— BEGIN RECORDS FOR THE EXERCISE —

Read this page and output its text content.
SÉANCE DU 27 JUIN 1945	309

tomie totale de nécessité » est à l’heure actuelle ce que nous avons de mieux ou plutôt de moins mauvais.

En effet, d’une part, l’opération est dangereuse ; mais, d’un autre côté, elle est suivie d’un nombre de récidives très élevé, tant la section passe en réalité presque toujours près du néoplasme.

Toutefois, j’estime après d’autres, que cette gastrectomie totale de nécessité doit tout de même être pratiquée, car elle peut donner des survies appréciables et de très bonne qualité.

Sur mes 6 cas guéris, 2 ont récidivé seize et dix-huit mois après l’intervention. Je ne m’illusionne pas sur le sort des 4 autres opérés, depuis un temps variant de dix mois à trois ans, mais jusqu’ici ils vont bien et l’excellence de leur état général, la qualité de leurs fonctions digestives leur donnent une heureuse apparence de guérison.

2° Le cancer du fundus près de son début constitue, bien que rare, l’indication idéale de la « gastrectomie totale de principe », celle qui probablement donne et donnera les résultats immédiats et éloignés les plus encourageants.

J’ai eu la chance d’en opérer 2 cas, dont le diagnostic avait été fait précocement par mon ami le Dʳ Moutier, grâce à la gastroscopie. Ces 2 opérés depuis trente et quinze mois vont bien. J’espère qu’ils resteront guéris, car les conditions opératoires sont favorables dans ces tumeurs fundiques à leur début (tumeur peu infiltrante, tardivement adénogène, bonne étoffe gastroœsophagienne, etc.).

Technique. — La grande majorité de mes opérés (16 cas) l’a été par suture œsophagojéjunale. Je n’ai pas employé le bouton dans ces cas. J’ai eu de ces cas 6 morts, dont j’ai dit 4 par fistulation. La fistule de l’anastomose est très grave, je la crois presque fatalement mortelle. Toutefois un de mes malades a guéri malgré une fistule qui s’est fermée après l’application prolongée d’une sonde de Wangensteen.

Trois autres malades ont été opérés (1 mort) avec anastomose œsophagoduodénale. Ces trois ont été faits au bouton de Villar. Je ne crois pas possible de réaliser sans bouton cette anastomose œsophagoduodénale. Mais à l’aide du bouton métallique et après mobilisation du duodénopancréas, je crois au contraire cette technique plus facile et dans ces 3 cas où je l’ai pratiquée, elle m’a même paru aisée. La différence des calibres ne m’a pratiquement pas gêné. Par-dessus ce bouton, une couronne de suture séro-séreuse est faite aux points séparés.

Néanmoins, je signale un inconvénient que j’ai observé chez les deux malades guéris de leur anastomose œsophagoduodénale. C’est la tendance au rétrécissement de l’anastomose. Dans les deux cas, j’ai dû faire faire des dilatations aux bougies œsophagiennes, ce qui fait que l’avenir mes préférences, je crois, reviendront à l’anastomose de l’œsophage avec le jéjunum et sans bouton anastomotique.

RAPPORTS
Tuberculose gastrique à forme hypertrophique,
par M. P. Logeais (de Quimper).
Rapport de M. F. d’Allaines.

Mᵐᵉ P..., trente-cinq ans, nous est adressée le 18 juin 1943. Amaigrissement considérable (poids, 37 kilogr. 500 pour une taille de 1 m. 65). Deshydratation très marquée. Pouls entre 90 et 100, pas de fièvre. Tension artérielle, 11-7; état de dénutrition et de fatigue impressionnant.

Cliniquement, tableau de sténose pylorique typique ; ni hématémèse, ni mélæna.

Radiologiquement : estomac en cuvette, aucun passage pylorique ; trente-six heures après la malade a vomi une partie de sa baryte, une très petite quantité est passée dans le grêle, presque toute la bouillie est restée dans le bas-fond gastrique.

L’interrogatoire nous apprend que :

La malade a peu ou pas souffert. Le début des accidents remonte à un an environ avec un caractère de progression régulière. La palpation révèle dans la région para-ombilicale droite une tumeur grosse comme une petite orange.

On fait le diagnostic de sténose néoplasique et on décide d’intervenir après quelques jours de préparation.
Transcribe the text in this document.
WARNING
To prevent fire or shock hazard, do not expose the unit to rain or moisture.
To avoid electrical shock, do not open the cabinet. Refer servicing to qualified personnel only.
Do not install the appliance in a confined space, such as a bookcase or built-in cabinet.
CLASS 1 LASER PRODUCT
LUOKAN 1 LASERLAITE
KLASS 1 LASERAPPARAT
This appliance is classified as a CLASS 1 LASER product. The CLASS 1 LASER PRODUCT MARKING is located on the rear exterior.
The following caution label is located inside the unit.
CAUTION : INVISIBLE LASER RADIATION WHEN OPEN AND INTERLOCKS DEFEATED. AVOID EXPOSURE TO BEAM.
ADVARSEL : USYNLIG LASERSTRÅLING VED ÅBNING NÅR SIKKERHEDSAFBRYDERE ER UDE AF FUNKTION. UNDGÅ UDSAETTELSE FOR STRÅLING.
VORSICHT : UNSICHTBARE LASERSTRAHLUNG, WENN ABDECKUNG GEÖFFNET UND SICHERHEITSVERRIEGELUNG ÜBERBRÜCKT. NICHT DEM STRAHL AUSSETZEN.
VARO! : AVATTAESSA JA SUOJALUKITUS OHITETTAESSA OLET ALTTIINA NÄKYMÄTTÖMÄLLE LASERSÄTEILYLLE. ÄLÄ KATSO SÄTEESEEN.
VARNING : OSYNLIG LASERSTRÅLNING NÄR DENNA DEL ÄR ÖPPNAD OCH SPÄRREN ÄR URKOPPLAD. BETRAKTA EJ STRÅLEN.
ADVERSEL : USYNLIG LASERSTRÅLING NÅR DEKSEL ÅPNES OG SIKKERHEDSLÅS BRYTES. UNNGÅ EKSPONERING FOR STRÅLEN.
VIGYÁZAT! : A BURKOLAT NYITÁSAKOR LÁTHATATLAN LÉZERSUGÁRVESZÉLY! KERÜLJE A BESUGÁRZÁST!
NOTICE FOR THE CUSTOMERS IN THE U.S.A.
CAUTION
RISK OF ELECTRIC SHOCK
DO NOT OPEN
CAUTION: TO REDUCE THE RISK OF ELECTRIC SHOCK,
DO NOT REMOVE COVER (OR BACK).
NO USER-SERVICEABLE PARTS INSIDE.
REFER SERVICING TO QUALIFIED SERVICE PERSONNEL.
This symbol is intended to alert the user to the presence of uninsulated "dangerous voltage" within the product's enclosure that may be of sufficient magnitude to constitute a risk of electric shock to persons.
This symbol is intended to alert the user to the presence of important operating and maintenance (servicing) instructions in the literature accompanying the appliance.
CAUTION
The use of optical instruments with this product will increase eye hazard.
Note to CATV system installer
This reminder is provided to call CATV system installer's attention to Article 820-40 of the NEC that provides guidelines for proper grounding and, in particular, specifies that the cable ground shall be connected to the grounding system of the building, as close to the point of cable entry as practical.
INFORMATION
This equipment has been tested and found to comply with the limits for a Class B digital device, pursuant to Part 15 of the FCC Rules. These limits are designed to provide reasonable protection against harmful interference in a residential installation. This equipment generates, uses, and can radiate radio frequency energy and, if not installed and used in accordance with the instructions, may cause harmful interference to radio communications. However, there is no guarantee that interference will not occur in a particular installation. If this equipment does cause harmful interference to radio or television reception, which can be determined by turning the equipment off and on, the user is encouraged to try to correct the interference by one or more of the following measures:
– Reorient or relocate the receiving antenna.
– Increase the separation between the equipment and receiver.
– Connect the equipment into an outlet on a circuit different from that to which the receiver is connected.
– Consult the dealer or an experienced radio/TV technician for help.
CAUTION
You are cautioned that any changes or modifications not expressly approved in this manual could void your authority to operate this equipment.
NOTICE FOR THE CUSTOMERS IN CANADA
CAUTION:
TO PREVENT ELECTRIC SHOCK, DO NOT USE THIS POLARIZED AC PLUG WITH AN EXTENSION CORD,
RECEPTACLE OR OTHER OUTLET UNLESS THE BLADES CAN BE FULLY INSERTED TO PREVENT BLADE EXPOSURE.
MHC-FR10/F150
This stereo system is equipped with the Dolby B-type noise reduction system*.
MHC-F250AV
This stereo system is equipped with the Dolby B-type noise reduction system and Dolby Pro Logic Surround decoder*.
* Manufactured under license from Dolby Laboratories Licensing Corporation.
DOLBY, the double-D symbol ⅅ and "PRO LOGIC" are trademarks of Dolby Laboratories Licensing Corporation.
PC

— END RECORDS FOR THE EXERCISE —

STATED GOAL
Say how many lines in the records hold the string "CUSTOMERS", and say nothing else.

COMPLETE OUTPUT
2